Instructions for the task –
Please give the listing again, word for word, with nothing left out.

[Extracted records]
__________
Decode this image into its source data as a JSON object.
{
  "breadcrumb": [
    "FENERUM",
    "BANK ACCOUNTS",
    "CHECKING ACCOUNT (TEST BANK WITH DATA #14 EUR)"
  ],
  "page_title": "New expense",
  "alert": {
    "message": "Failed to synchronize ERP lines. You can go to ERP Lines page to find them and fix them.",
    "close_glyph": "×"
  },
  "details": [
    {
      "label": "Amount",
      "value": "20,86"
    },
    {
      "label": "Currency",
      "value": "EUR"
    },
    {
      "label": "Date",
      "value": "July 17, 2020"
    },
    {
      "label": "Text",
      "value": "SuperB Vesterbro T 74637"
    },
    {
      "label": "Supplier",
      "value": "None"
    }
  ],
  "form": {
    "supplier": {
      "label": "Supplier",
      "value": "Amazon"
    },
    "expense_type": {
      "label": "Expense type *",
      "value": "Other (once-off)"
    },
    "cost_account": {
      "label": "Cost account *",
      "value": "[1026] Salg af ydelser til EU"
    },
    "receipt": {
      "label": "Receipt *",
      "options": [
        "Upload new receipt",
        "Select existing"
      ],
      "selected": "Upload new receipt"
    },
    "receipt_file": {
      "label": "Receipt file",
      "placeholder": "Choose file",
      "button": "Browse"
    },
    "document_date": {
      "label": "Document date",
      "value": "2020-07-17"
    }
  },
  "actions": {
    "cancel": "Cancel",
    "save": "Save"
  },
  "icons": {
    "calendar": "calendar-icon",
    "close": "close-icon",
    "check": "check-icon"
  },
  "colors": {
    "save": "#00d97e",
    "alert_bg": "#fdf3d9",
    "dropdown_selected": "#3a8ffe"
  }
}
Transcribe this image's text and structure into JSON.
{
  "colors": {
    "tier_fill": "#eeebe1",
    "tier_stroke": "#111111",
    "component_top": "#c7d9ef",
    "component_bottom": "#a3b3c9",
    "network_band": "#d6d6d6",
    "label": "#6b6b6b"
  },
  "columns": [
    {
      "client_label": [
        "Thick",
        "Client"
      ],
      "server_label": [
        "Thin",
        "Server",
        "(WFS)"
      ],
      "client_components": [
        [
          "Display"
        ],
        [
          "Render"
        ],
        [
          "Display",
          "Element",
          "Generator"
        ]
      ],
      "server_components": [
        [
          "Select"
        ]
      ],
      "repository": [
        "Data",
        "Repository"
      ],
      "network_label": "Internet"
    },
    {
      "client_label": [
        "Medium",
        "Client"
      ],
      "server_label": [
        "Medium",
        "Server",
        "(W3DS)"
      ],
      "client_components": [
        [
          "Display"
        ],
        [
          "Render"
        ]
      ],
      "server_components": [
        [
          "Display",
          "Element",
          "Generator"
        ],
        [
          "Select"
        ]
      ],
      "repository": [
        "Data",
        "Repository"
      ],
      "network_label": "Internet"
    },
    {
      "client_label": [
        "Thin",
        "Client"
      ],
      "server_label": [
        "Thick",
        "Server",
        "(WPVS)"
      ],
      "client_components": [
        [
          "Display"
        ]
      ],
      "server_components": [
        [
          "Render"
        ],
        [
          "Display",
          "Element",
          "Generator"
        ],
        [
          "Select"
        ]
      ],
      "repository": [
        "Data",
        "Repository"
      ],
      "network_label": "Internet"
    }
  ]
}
__________
Response to this task –
Decode this image into its source data as a JSON object.
{
  "breadcrumb": [
    "FENERUM",
    "BANK ACCOUNTS",
    "CHECKING ACCOUNT (TEST BANK WITH DATA #14 EUR)"
  ],
  "page_title": "New expense",
  "alert": {
    "message": "Failed to synchronize ERP lines. You can go to ERP Lines page to find them and fix them.",
    "close_glyph": "×"
  },
  "details": [
    {
      "label": "Amount",
      "value": "20,86"
    },
    {
      "label": "Currency",
      "value": "EUR"
    },
    {
      "label": "Date",
      "value": "July 17, 2020"
    },
    {
      "label": "Text",
      "value": "SuperB Vesterbro T 74637"
    },
    {
      "label": "Supplier",
      "value": "None"
    }
  ],
  "form": {
    "supplier": {
      "label": "Supplier",
      "value": "Amazon"
    },
    "expense_type": {
      "label": "Expense type *",
      "value": "Other (once-off)"
    },
    "cost_account": {
      "label": "Cost account *",
      "value": "[1026] Salg af ydelser til EU"
    },
    "receipt": {
      "label": "Receipt *",
      "options": [
        "Upload new receipt",
        "Select existing"
      ],
      "selected": "Upload new receipt"
    },
    "receipt_file": {
      "label": "Receipt file",
      "placeholder": "Choose file",
      "button": "Browse"
    },
    "document_date": {
      "label": "Document date",
      "value": "2020-07-17"
    }
  },
  "actions": {
    "cancel": "Cancel",
    "save": "Save"
  },
  "icons": {
    "calendar": "calendar-icon",
    "close": "close-icon",
    "check": "check-icon"
  },
  "colors": {
    "save": "#00d97e",
    "alert_bg": "#fdf3d9",
    "dropdown_selected": "#3a8ffe"
  }
}
Transcribe this image's text and structure into JSON.
{
  "colors": {
    "tier_fill": "#eeebe1",
    "tier_stroke": "#111111",
    "component_top": "#c7d9ef",
    "component_bottom": "#a3b3c9",
    "network_band": "#d6d6d6",
    "label": "#6b6b6b"
  },
  "columns": [
    {
      "client_label": [
        "Thick",
        "Client"
      ],
      "server_label": [
        "Thin",
        "Server",
        "(WFS)"
      ],
      "client_components": [
        [
          "Display"
        ],
        [
          "Render"
        ],
        [
          "Display",
          "Element",
          "Generator"
        ]
      ],
      "server_components": [
        [
          "Select"
        ]
      ],
      "repository": [
        "Data",
        "Repository"
      ],
      "network_label": "Internet"
    },
    {
      "client_label": [
        "Medium",
        "Client"
      ],
      "server_label": [
        "Medium",
        "Server",
        "(W3DS)"
      ],
      "client_components": [
        [
          "Display"
        ],
        [
          "Render"
        ]
      ],
      "server_components": [
        [
          "Display",
          "Element",
          "Generator"
        ],
        [
          "Select"
        ]
      ],
      "repository": [
        "Data",
        "Repository"
      ],
      "network_label": "Internet"
    },
    {
      "client_label": [
        "Thin",
        "Client"
      ],
      "server_label": [
        "Thick",
        "Server",
        "(WPVS)"
      ],
      "client_components": [
        [
          "Display"
        ]
      ],
      "server_components": [
        [
          "Render"
        ],
        [
          "Display",
          "Element",
          "Generator"
        ],
        [
          "Select"
        ]
      ],
      "repository": [
        "Data",
        "Repository"
      ],
      "network_label": "Internet"
    }
  ]
}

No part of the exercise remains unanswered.